• **WHAT YOU NEED TO DO**: Count lines, not occurrences: give the number of lines holding the word "anche", and nothing besides.

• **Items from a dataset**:
········

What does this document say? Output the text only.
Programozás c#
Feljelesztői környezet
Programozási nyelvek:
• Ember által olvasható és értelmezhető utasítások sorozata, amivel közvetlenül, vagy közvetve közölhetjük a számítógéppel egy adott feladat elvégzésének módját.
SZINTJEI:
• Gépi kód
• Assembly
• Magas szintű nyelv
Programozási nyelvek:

········

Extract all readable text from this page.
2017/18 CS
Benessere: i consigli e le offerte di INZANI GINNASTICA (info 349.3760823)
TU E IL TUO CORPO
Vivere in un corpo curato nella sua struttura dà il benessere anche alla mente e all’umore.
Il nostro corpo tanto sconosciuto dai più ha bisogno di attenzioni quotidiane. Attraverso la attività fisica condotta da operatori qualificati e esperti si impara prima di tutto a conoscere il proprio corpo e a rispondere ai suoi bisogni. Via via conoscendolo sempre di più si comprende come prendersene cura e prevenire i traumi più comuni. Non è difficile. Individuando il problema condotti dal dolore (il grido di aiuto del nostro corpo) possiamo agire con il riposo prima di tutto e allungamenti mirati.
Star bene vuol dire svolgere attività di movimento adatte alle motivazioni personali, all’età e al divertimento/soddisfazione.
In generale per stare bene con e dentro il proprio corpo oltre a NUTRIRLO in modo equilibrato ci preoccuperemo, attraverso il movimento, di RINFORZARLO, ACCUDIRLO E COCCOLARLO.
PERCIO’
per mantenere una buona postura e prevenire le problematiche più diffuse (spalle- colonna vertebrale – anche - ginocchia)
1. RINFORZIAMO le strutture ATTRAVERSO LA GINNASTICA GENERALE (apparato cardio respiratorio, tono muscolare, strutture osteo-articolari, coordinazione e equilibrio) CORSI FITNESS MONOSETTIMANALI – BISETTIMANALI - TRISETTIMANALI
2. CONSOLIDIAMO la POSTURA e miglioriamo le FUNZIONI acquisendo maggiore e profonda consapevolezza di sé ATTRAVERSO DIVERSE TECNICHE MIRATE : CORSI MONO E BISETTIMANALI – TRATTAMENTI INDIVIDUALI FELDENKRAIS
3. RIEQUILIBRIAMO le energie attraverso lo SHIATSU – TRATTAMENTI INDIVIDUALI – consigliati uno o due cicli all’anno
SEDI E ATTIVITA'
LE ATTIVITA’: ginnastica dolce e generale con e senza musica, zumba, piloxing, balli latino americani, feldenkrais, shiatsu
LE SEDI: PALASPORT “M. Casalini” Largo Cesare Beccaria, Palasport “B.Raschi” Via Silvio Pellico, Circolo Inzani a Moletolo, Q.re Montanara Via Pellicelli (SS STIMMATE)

········

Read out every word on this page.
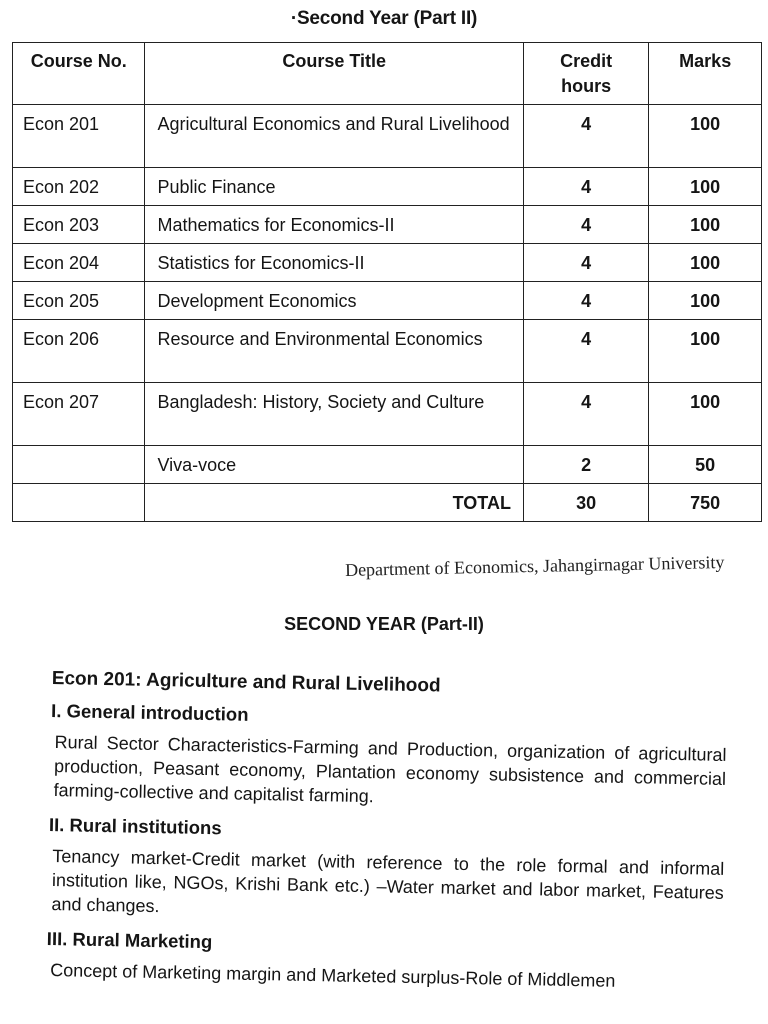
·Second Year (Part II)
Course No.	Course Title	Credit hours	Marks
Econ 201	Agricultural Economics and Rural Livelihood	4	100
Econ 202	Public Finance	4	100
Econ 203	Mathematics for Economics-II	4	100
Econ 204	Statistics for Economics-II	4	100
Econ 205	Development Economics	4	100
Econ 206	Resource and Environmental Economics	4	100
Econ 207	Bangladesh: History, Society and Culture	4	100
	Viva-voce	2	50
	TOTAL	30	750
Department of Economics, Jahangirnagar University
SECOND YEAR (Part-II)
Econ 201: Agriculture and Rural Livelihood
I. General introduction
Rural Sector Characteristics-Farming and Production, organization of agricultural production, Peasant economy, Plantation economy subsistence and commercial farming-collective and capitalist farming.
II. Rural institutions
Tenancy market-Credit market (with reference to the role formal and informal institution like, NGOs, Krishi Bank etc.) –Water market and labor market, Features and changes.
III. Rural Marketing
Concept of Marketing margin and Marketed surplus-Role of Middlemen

········

• **OUTPUT FOR THIS EXERCISE**: 2